Goal:
Report back each line of the records that contains the string "following".

Material for this exercise:
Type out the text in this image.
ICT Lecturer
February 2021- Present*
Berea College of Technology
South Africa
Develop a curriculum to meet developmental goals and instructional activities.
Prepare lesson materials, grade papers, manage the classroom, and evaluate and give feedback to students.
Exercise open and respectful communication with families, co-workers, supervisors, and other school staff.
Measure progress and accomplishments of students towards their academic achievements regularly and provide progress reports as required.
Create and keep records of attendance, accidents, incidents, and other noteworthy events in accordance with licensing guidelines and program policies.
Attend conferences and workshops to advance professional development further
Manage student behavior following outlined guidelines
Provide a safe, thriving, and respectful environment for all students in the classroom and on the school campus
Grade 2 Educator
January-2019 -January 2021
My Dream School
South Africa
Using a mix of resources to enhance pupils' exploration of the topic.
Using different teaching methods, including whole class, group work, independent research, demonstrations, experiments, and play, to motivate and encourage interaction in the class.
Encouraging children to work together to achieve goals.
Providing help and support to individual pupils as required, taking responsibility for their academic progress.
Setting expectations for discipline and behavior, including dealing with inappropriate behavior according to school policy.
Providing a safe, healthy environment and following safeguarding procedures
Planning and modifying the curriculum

Task solution:
Manage student behavior following outlined guidelines
Providing a safe, healthy environment and following safeguarding procedures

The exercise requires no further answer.